Instructions to follow: Locate each line below that includes "alimentaria" and reproduce it.

Records to use:
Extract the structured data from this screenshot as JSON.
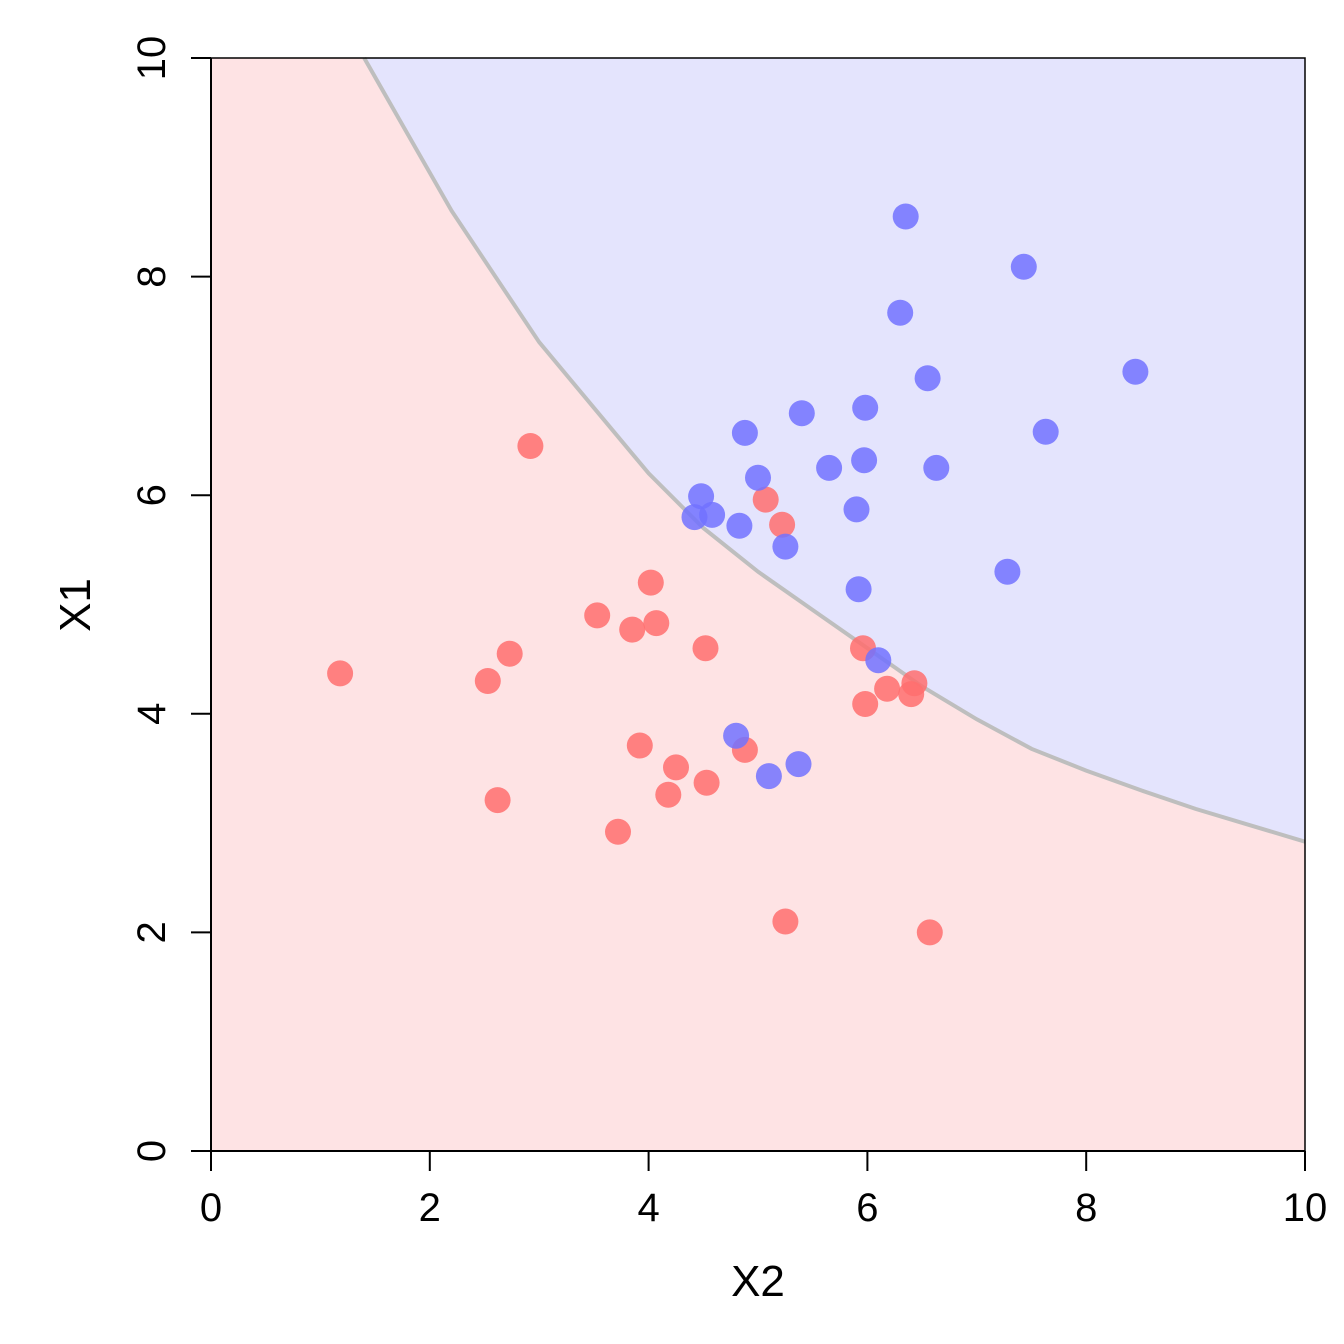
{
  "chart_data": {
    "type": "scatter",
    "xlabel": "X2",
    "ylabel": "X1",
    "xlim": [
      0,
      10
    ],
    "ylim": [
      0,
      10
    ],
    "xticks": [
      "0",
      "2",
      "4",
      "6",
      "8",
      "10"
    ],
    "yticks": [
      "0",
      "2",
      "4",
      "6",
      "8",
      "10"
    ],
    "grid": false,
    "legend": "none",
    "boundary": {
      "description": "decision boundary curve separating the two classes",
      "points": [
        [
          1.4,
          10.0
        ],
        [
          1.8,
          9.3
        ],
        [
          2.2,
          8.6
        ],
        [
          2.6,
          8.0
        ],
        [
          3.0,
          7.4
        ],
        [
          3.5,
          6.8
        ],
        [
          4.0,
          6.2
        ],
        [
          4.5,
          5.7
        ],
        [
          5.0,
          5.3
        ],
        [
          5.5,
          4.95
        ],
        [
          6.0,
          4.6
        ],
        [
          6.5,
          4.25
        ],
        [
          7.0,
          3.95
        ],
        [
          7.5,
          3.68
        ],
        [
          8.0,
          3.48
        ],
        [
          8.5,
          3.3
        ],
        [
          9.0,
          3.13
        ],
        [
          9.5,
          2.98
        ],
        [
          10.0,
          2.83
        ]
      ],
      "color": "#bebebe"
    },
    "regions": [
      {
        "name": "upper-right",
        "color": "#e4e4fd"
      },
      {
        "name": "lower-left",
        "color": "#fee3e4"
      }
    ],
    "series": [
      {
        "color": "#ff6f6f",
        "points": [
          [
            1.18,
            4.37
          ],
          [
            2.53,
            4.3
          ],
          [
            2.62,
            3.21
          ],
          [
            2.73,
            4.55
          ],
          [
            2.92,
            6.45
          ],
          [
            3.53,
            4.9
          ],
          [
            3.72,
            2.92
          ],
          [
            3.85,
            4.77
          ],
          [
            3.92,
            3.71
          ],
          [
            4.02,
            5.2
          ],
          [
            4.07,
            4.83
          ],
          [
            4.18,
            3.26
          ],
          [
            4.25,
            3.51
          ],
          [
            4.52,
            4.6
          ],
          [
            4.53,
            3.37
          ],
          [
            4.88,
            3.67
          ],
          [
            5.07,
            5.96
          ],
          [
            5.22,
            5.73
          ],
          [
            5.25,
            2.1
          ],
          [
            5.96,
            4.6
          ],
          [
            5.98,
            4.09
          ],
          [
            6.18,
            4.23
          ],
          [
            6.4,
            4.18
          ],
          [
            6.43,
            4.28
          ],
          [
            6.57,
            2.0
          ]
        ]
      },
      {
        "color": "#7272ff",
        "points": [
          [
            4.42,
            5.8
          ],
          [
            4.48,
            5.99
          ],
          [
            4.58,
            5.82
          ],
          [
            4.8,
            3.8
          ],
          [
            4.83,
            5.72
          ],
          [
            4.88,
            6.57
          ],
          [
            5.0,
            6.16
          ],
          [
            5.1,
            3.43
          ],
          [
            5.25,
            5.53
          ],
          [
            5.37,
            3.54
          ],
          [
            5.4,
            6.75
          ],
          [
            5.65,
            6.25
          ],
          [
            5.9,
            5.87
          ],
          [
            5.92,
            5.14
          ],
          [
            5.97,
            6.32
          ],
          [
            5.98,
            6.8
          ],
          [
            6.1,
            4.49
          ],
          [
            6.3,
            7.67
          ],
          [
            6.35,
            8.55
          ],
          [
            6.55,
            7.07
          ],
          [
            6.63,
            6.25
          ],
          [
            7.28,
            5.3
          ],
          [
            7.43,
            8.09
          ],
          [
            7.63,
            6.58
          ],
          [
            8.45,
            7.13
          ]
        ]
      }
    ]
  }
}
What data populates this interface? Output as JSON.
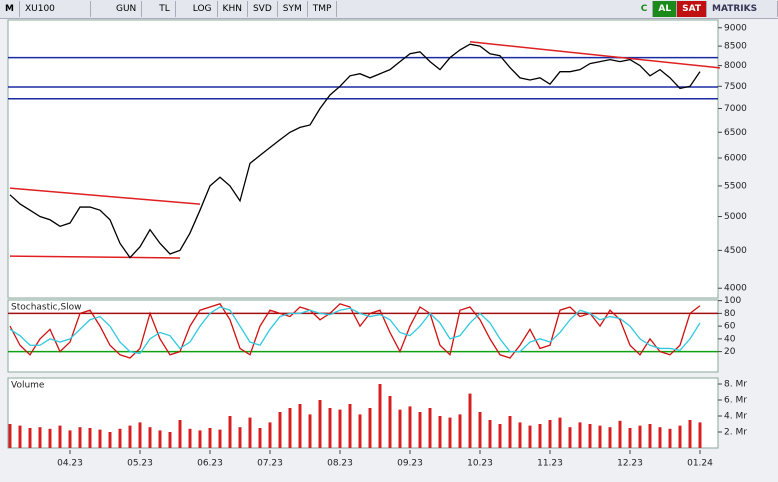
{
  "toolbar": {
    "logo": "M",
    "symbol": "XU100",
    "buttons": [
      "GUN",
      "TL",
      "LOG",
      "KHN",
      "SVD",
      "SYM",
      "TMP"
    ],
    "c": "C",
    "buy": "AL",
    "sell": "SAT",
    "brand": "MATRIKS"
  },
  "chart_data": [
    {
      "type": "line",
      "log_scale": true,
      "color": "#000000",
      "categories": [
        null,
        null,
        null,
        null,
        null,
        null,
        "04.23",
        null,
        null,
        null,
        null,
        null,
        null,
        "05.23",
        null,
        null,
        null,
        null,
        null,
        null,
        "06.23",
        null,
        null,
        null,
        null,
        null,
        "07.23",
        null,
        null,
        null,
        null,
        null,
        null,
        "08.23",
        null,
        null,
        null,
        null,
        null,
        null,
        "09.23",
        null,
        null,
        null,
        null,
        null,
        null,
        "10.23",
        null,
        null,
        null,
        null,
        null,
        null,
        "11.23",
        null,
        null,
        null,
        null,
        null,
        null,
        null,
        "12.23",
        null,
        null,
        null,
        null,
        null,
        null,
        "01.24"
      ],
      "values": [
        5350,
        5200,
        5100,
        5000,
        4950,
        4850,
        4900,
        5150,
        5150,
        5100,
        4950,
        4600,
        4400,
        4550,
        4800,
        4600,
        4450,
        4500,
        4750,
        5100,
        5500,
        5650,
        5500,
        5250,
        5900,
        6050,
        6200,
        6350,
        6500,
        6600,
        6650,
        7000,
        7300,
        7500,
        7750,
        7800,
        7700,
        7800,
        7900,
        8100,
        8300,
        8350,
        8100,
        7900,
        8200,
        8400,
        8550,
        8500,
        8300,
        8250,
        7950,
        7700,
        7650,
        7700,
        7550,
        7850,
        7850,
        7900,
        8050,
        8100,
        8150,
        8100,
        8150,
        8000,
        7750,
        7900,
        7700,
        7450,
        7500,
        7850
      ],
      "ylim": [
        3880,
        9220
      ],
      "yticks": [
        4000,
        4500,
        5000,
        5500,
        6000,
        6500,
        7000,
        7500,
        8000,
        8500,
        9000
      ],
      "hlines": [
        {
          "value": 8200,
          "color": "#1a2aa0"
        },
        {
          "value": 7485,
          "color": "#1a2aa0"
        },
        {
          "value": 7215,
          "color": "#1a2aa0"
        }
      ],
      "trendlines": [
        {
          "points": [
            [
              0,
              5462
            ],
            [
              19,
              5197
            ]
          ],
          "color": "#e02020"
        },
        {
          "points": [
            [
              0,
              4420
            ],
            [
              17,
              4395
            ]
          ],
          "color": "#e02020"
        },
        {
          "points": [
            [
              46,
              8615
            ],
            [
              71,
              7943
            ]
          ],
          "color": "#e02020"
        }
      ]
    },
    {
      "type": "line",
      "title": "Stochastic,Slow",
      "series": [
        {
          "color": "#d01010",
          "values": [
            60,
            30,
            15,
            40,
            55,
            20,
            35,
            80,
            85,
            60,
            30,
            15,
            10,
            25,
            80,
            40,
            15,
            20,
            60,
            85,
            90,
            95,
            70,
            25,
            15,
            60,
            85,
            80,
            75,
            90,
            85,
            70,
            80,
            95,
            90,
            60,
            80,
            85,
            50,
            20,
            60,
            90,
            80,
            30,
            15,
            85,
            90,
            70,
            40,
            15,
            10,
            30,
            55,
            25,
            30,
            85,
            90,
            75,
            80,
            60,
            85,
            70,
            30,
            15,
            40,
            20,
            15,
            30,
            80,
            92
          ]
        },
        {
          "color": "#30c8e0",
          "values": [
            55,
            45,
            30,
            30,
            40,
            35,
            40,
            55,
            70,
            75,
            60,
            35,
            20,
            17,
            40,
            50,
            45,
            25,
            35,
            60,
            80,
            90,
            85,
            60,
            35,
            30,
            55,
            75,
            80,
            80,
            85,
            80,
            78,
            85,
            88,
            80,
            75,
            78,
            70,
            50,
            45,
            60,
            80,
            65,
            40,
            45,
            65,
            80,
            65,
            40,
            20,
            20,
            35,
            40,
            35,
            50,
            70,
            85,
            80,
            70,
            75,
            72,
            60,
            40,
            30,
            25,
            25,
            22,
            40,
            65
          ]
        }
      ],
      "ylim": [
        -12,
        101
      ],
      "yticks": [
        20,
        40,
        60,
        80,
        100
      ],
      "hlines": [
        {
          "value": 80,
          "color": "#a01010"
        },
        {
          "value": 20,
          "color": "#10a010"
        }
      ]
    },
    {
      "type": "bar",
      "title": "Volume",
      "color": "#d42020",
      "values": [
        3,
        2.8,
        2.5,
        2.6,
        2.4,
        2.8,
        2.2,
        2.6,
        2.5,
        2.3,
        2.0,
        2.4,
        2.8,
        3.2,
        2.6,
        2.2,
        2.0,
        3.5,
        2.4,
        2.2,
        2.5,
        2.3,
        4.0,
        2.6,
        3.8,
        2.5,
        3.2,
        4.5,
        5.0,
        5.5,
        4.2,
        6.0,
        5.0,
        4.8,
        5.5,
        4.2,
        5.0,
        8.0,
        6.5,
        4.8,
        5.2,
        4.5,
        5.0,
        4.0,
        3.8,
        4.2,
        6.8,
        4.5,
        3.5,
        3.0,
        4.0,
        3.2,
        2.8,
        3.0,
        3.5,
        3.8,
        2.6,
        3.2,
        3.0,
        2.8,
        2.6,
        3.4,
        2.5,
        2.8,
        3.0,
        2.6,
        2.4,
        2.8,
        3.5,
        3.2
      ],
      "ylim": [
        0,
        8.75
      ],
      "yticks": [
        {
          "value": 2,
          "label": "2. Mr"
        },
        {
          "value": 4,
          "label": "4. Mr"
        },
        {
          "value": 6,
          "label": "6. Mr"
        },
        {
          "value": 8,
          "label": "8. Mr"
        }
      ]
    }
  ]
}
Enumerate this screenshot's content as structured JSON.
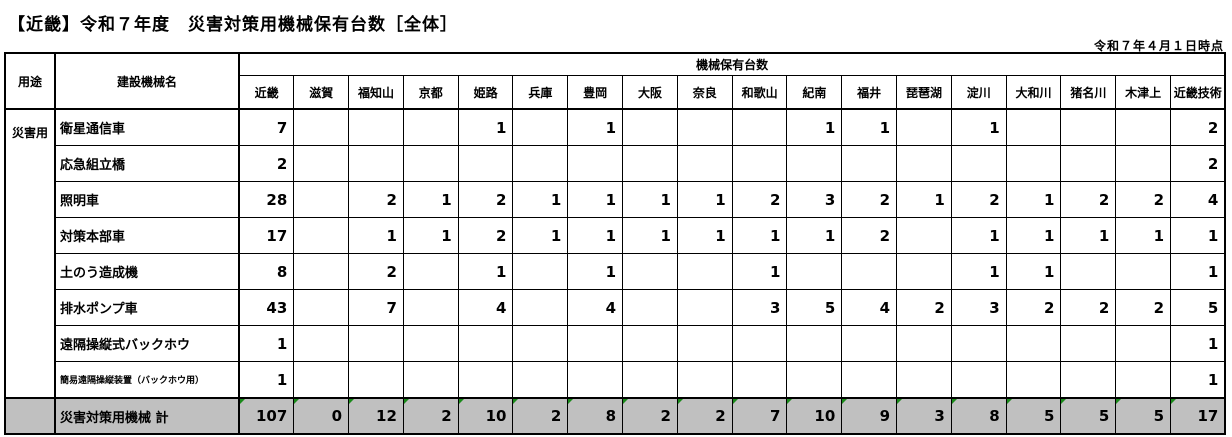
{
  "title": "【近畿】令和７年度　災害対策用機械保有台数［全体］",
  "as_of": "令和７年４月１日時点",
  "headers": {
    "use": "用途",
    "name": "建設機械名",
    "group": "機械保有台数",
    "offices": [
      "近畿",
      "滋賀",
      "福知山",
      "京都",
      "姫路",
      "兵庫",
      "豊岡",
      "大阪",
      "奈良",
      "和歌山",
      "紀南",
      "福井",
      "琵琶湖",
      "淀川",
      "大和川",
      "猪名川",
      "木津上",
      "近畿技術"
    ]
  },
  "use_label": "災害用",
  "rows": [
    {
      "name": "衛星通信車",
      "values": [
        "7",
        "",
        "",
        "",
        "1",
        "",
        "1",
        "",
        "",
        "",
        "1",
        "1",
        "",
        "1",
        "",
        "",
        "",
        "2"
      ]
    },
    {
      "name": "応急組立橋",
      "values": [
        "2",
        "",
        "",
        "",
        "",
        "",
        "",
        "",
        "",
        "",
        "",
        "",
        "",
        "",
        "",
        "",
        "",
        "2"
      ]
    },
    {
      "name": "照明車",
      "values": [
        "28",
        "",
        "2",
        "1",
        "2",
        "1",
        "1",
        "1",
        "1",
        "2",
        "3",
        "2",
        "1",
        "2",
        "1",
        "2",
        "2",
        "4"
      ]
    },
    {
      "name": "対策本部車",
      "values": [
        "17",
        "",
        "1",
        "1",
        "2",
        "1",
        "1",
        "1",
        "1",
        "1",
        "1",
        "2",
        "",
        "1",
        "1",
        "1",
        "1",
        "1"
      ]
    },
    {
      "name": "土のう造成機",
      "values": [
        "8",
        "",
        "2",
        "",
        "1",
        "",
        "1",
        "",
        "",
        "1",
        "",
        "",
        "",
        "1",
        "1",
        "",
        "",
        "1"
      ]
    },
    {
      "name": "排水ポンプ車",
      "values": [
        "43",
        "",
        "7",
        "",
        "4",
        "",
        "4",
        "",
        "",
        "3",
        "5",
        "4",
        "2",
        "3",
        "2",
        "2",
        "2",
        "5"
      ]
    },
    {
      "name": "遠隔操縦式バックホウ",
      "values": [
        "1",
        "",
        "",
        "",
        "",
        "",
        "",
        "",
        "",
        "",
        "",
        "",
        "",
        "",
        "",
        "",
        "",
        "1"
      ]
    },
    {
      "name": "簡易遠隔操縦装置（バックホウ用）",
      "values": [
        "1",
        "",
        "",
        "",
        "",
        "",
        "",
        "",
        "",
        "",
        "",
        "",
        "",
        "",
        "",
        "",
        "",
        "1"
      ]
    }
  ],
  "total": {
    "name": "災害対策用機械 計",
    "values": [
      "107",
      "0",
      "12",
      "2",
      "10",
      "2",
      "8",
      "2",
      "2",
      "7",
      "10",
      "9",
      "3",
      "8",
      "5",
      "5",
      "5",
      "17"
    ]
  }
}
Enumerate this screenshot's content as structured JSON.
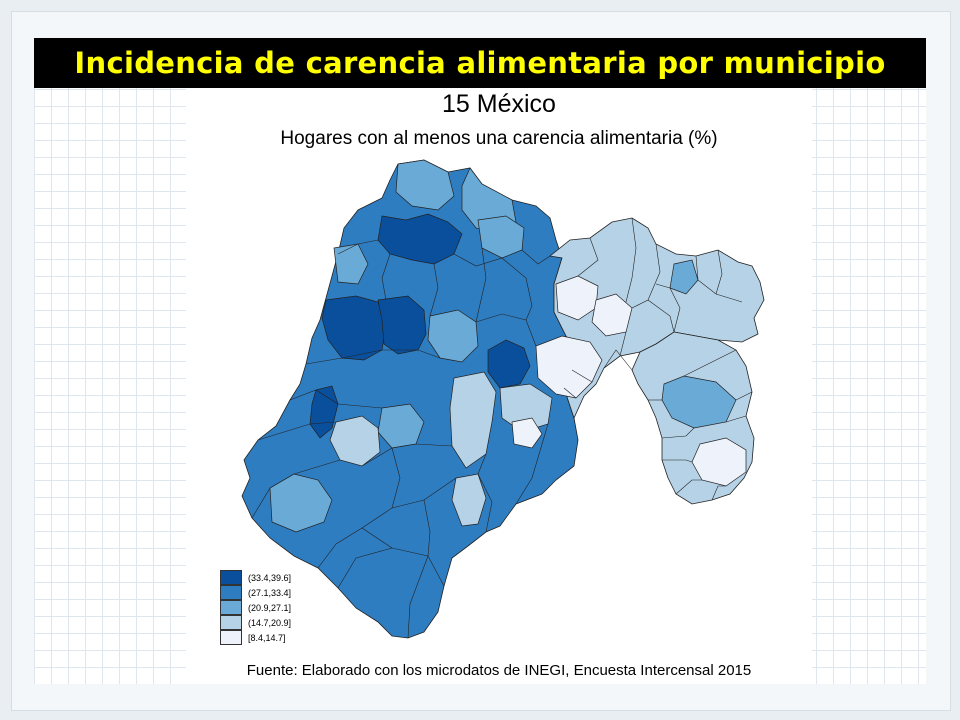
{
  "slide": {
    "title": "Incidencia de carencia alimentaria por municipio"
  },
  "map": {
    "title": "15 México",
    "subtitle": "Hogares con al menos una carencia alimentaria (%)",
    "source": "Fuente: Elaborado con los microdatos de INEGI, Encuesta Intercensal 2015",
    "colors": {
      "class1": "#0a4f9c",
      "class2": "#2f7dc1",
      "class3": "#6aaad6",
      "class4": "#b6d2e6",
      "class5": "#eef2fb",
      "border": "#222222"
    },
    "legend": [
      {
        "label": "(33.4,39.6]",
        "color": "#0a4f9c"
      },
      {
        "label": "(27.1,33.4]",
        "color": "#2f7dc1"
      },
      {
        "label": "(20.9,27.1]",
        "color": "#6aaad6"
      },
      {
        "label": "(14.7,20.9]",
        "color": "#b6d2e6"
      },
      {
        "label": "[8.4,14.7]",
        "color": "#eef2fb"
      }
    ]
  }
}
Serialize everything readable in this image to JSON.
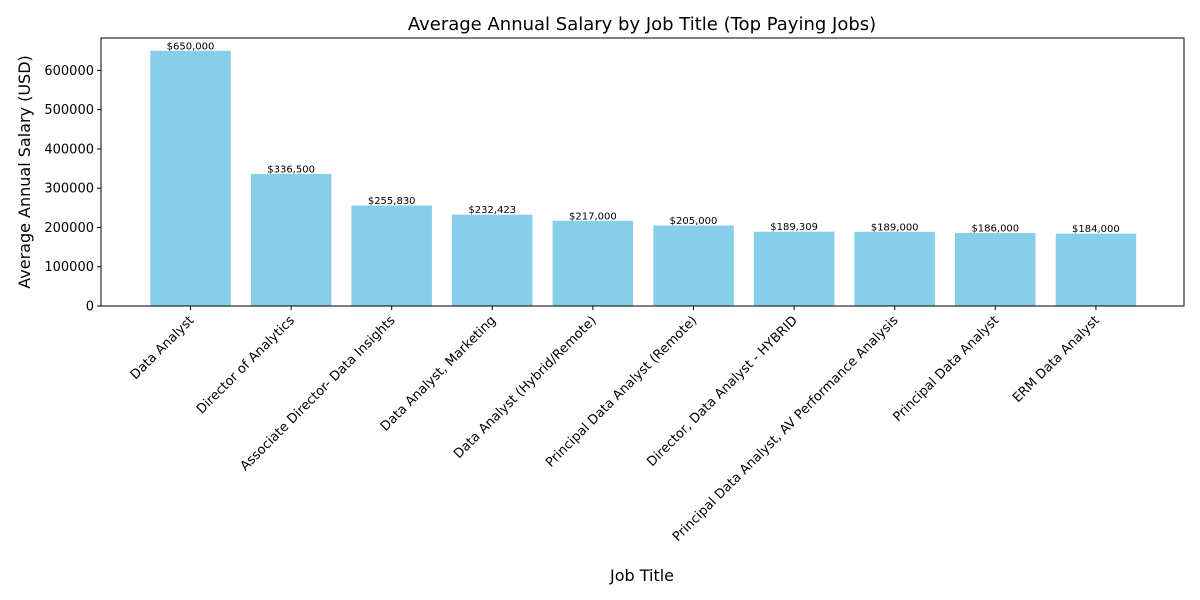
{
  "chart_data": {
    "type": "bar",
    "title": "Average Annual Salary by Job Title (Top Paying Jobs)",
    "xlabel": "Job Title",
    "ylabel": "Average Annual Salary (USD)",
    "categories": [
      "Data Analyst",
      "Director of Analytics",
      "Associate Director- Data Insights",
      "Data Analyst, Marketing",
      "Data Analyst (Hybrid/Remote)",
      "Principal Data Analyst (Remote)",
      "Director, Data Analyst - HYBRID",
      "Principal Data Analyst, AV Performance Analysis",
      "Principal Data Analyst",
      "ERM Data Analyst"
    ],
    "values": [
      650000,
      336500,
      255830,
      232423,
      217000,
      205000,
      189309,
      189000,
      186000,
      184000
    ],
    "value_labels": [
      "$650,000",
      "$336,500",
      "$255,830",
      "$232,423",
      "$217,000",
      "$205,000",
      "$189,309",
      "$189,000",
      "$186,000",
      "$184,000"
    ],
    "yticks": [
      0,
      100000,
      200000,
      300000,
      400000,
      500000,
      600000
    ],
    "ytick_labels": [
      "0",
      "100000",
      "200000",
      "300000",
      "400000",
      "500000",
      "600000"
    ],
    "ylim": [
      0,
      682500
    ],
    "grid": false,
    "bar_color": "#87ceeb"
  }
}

Reply to the exercise:
    "title": "Incidencia de carencia alimentaria por municipio"
    "subtitle": "Hogares con al menos una carencia alimentaria (%)",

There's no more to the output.